[Your task]:
In the following material, identify every line holding the string "followed" and return it.

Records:
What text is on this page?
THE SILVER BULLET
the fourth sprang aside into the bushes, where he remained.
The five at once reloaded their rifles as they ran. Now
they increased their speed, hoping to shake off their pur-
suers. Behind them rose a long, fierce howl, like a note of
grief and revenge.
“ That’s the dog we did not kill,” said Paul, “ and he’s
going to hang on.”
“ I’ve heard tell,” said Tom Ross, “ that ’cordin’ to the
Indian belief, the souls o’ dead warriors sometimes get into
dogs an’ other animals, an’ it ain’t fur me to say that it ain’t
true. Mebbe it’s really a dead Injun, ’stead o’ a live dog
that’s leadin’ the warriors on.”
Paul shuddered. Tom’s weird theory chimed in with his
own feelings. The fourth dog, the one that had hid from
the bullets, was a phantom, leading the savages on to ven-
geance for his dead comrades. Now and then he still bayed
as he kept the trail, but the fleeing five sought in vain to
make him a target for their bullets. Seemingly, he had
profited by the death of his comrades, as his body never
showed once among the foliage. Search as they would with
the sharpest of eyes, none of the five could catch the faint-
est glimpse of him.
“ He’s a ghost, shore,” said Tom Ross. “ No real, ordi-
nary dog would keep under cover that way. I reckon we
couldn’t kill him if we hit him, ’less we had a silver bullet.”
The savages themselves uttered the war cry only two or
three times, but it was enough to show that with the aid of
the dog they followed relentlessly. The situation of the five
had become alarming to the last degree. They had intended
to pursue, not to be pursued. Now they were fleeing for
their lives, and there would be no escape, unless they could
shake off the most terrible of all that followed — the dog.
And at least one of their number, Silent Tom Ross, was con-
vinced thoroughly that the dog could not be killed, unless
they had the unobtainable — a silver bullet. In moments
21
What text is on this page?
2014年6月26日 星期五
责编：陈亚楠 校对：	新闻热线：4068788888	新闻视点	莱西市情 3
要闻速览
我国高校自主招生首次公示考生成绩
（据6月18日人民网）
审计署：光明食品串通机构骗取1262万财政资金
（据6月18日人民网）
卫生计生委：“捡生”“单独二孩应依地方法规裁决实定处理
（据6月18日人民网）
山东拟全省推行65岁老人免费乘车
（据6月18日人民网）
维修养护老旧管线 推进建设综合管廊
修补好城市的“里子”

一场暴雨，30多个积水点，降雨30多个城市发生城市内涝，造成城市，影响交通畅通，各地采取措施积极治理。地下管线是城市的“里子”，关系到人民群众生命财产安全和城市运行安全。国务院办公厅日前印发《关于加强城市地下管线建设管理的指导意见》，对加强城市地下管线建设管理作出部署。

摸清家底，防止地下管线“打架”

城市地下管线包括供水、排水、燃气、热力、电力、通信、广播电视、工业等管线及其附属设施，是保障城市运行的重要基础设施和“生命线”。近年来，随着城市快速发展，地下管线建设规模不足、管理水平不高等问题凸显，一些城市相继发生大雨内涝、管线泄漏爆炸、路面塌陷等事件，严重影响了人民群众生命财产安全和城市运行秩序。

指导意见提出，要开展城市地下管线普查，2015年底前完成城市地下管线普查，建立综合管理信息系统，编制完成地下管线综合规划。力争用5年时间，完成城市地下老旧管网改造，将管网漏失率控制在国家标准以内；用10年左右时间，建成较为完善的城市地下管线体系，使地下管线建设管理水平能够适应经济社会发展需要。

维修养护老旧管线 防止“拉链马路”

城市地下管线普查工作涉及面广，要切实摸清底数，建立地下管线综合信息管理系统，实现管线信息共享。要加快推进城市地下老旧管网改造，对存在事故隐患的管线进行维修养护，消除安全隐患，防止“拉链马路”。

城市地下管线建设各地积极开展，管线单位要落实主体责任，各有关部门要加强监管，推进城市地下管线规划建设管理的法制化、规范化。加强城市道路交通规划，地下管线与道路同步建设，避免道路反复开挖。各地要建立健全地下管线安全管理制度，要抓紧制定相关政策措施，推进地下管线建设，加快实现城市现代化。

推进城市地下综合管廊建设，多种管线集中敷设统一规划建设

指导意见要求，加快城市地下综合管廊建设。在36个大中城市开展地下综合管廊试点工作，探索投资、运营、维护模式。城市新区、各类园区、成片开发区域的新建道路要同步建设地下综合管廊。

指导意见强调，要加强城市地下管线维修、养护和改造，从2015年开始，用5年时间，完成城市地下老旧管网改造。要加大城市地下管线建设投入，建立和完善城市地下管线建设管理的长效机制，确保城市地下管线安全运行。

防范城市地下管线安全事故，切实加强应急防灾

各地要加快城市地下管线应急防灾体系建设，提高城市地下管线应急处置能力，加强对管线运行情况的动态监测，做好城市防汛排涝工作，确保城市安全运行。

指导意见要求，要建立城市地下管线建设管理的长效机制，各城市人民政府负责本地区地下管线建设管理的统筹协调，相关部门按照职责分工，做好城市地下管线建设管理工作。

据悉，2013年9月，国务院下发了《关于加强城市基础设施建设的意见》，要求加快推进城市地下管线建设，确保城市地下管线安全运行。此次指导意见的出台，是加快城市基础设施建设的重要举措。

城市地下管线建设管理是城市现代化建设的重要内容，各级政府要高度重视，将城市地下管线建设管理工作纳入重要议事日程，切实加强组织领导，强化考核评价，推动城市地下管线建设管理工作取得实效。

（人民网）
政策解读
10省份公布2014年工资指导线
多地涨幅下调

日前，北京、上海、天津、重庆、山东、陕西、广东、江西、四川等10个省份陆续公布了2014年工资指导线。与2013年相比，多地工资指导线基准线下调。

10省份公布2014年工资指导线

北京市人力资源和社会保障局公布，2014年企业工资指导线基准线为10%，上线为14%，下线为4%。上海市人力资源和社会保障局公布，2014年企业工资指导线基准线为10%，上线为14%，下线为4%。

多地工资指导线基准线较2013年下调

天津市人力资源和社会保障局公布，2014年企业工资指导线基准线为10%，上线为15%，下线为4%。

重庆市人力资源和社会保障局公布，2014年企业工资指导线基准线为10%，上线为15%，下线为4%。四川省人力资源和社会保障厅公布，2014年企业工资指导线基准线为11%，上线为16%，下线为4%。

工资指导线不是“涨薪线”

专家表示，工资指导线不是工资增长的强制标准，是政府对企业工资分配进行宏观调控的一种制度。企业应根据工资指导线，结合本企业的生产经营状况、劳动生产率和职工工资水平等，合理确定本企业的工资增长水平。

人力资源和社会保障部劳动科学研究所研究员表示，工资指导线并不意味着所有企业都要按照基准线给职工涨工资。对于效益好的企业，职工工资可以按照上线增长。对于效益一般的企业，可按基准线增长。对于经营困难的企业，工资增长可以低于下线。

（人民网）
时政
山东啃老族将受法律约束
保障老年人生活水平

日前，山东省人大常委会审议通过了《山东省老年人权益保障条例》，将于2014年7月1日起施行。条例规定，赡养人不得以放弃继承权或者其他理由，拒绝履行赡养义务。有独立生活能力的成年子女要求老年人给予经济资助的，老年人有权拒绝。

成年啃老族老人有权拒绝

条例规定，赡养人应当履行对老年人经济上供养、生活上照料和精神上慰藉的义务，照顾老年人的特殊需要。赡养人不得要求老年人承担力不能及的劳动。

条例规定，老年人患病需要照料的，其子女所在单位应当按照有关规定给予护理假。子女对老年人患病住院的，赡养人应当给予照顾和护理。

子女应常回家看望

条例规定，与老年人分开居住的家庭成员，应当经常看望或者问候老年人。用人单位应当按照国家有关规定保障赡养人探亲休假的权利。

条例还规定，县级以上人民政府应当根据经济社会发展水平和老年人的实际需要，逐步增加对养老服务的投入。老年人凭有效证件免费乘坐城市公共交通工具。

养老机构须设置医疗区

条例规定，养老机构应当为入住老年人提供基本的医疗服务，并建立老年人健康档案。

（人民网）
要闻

[Finished task]:
the dog they followed relentlessly. The situation of the five
shake off the most terrible of all that followed — the dog.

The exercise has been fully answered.